Task description —
Repeat, exactly and completely, the material that follows. Omit the pictures.

** begin Data provided **

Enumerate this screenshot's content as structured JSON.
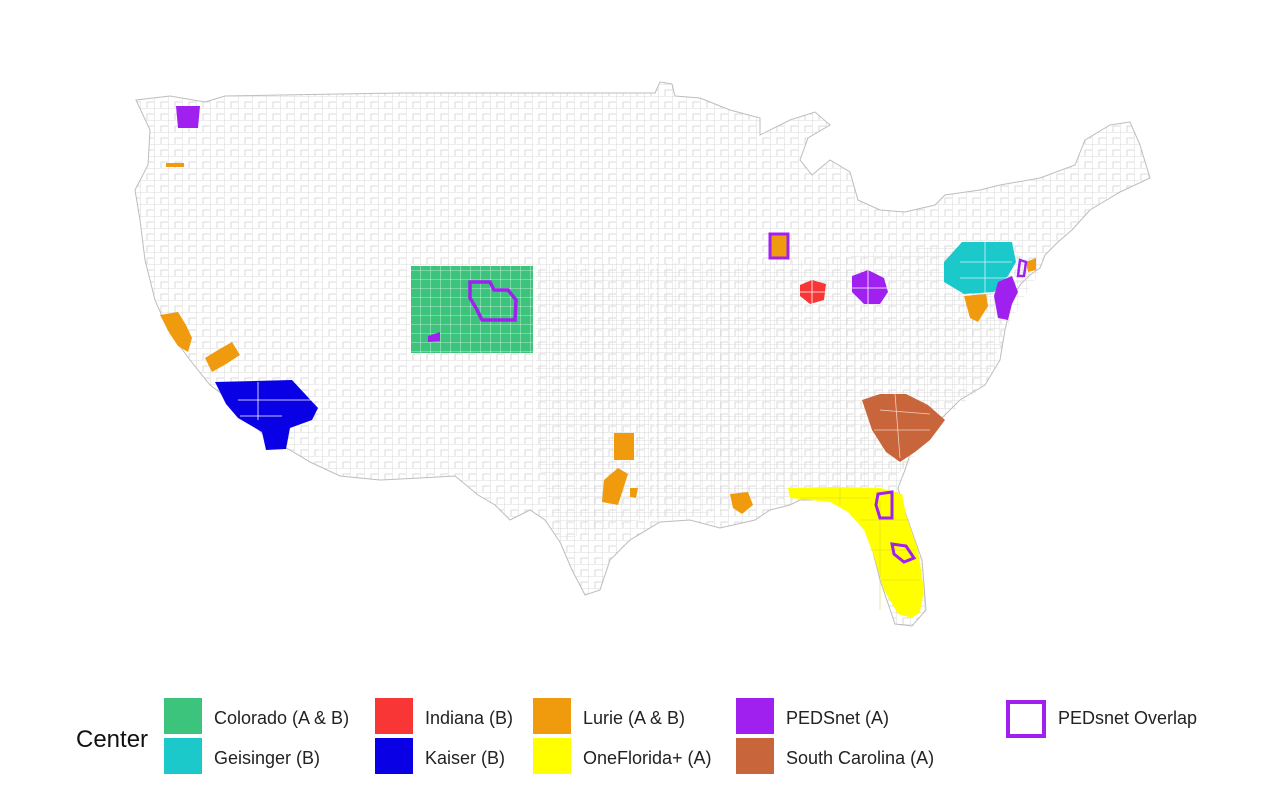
{
  "legend": {
    "title": "Center",
    "items": [
      {
        "label": "Colorado (A & B)",
        "color": "#3cc47c"
      },
      {
        "label": "Geisinger (B)",
        "color": "#1bc9cb"
      },
      {
        "label": "Indiana (B)",
        "color": "#f93636"
      },
      {
        "label": "Kaiser (B)",
        "color": "#0a00e6"
      },
      {
        "label": "Lurie (A & B)",
        "color": "#f09a0e"
      },
      {
        "label": "OneFlorida+ (A)",
        "color": "#ffff00"
      },
      {
        "label": "PEDSnet (A)",
        "color": "#a020f0"
      },
      {
        "label": "South Carolina (A)",
        "color": "#c8653a"
      },
      {
        "label": "PEDsnet Overlap",
        "color": "#a020f0",
        "style": "outline"
      }
    ]
  },
  "map": {
    "base_fill": "#ffffff",
    "border_color": "#cccccc"
  }
}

** end Data provided **

Exercise output —
Enumerate this screenshot's content as structured JSON.
{
  "legend": {
    "title": "Center",
    "items": [
      {
        "label": "Colorado (A & B)",
        "color": "#3cc47c"
      },
      {
        "label": "Geisinger (B)",
        "color": "#1bc9cb"
      },
      {
        "label": "Indiana (B)",
        "color": "#f93636"
      },
      {
        "label": "Kaiser (B)",
        "color": "#0a00e6"
      },
      {
        "label": "Lurie (A & B)",
        "color": "#f09a0e"
      },
      {
        "label": "OneFlorida+ (A)",
        "color": "#ffff00"
      },
      {
        "label": "PEDSnet (A)",
        "color": "#a020f0"
      },
      {
        "label": "South Carolina (A)",
        "color": "#c8653a"
      },
      {
        "label": "PEDsnet Overlap",
        "color": "#a020f0",
        "style": "outline"
      }
    ]
  },
  "map": {
    "base_fill": "#ffffff",
    "border_color": "#cccccc"
  }
}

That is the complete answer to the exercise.